'''

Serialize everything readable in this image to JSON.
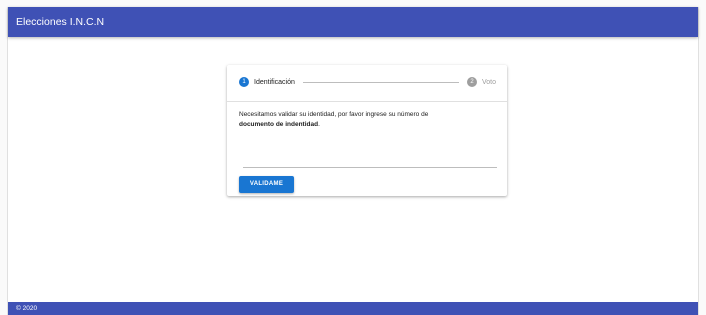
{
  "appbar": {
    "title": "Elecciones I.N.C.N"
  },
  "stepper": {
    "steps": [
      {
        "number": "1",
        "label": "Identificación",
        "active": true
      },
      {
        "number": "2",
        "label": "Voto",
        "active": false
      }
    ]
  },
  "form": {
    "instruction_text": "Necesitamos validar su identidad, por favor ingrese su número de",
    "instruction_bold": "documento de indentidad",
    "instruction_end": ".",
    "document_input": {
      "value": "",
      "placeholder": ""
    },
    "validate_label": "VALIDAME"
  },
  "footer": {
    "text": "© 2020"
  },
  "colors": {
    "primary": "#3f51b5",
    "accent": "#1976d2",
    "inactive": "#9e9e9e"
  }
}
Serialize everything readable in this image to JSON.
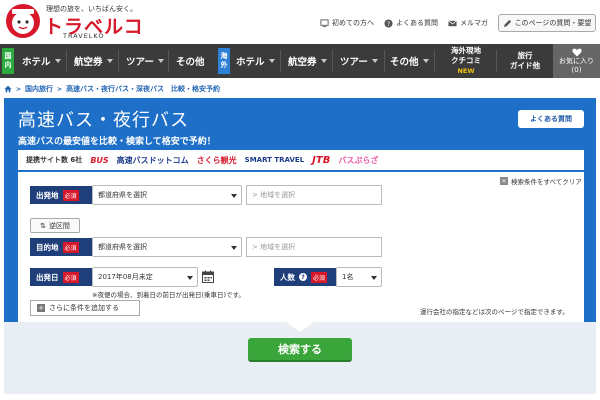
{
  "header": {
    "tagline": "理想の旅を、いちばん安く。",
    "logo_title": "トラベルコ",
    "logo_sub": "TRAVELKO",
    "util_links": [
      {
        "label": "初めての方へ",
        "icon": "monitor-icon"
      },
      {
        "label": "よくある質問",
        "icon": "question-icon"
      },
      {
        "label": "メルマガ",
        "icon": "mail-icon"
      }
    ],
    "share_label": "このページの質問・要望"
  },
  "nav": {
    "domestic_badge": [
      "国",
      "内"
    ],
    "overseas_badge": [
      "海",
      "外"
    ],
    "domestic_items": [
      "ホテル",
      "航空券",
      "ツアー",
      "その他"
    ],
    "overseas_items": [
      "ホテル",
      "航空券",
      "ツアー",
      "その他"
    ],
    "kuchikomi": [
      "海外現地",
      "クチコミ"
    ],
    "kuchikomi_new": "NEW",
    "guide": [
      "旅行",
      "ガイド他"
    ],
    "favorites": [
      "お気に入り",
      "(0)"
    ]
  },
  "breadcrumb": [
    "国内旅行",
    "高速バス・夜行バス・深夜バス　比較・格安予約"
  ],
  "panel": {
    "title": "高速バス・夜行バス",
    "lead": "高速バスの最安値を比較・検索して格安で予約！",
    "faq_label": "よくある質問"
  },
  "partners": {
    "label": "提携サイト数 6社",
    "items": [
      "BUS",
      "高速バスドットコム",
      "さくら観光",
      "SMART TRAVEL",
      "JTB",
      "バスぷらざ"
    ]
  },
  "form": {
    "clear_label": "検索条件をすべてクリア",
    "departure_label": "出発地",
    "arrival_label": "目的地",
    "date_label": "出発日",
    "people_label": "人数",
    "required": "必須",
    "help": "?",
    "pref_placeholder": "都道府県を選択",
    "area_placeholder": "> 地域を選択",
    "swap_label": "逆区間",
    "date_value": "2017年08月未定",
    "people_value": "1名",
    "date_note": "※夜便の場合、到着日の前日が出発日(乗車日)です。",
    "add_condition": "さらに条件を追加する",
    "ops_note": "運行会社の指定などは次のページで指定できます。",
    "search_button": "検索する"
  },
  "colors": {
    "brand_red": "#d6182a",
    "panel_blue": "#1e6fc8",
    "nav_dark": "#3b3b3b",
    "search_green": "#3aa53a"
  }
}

'''
'''

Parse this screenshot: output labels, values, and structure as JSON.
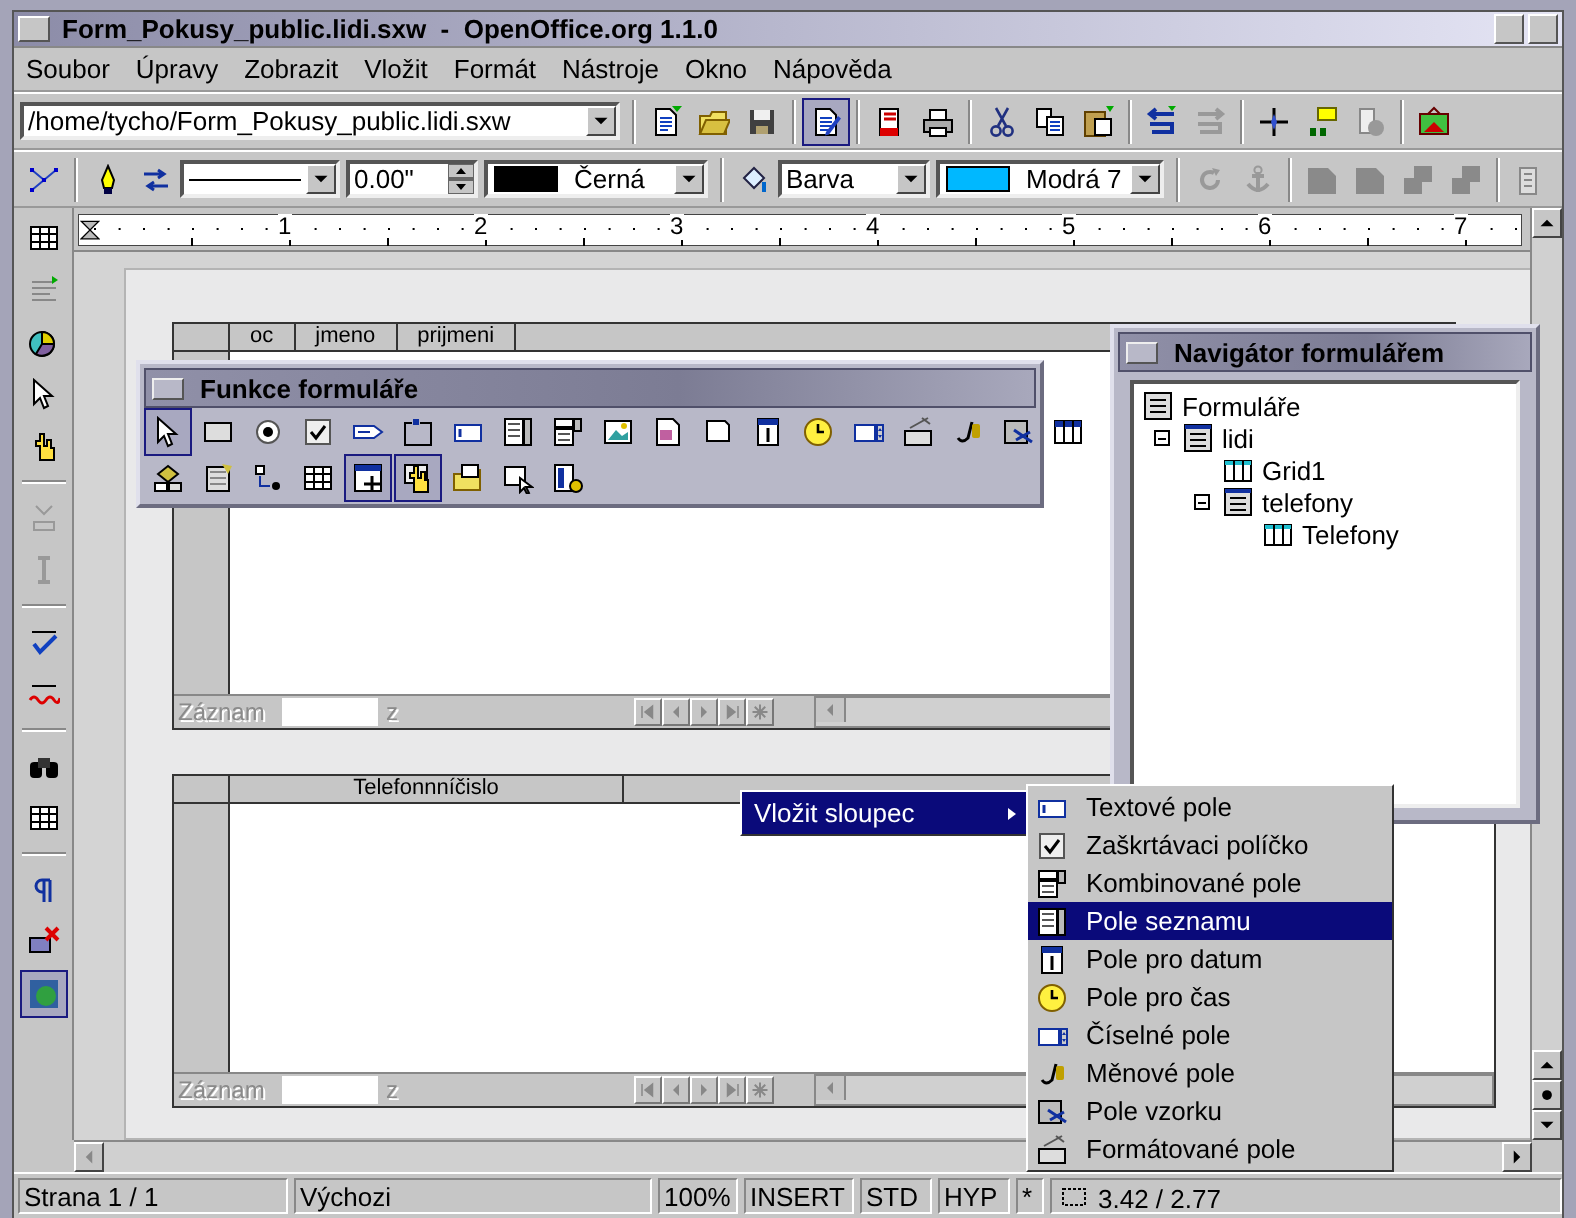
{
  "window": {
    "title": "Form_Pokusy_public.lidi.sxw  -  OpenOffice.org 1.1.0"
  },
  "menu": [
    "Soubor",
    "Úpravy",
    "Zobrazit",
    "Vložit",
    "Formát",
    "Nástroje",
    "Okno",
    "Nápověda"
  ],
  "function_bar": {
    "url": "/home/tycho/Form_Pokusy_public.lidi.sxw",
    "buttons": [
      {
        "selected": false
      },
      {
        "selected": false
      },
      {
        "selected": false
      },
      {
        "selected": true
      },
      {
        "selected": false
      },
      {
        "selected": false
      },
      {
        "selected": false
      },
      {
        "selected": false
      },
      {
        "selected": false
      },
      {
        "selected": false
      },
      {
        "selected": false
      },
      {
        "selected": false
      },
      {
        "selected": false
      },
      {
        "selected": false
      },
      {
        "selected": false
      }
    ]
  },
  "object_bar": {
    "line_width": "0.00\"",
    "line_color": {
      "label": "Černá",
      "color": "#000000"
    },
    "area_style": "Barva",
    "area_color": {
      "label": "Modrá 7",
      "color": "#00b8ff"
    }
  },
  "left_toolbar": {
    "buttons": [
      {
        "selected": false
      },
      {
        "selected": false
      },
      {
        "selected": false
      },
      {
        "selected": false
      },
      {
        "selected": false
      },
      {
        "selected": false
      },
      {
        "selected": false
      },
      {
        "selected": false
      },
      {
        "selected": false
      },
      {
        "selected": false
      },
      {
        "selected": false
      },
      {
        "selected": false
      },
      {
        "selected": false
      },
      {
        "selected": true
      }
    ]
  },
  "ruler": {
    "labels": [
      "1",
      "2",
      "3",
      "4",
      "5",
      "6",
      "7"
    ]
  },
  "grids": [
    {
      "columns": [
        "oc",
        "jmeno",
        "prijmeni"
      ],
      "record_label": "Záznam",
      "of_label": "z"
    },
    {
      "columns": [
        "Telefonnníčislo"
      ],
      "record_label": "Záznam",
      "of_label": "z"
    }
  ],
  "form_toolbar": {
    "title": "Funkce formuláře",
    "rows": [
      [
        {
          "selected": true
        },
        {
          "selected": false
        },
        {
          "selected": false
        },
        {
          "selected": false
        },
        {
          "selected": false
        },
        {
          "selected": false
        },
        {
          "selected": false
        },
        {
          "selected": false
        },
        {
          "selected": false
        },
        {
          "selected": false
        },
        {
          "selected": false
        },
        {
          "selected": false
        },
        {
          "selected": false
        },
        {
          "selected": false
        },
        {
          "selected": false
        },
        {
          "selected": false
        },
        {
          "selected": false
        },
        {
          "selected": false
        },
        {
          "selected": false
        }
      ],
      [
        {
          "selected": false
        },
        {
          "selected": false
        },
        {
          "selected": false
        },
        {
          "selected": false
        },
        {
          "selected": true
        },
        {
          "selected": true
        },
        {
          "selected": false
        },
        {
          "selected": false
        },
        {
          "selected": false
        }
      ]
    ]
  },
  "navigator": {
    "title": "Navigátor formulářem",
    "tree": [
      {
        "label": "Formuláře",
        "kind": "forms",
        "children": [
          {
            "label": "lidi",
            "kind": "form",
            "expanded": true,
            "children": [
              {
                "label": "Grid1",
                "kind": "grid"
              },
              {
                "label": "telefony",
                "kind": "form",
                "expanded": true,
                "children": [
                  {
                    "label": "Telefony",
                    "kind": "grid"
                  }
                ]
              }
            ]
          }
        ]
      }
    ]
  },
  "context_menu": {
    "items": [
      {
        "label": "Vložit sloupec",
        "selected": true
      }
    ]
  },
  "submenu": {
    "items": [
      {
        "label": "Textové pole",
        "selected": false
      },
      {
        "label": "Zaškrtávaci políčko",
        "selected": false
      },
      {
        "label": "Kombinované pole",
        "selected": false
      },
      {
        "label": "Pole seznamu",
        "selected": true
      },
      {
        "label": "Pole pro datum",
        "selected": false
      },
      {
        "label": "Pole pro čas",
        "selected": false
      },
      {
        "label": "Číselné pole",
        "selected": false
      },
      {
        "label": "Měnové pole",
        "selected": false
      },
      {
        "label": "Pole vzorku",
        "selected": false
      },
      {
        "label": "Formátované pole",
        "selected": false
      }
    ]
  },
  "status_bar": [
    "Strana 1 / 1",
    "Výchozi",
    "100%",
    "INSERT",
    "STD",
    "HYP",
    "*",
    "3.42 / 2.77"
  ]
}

'''
'''

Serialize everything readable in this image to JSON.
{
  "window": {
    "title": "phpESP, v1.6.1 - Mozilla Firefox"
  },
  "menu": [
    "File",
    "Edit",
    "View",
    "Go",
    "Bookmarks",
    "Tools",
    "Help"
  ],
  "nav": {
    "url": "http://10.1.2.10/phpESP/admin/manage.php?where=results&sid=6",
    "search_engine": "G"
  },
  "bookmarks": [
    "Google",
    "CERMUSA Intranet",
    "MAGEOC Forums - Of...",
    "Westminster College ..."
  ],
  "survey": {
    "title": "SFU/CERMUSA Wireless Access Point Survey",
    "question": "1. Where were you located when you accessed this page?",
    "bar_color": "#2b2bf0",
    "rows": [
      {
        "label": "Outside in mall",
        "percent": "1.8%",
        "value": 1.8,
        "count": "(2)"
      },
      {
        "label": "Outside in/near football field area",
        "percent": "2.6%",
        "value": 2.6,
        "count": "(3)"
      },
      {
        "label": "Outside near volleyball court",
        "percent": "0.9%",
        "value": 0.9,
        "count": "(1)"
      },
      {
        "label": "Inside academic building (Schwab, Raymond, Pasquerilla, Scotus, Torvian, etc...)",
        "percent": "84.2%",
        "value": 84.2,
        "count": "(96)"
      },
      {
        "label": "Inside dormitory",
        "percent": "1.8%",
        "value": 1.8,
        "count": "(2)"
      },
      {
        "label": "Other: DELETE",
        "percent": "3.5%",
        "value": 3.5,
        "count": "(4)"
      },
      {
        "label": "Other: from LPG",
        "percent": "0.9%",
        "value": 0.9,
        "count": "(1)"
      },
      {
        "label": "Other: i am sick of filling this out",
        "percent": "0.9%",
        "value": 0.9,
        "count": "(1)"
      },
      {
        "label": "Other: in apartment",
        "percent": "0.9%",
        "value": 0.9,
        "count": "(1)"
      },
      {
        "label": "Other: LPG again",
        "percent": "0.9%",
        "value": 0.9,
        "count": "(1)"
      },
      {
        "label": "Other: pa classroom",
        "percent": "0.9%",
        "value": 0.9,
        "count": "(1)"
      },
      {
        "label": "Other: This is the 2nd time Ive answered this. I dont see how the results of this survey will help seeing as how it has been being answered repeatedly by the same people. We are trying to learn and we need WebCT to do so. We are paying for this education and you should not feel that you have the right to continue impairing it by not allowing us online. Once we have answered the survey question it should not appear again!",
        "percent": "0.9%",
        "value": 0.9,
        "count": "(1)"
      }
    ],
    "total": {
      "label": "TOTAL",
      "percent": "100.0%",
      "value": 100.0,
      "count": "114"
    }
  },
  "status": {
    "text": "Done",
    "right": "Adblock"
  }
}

'''

▸ **Task goal**
Track down every line holding the string "phpESP" and copy it.

▸ **Response to the exercise**
    "title": "phpESP, v1.6.1 - Mozilla Firefox"
    "url": "http://10.1.2.10/phpESP/admin/manage.php?where=results&sid=6",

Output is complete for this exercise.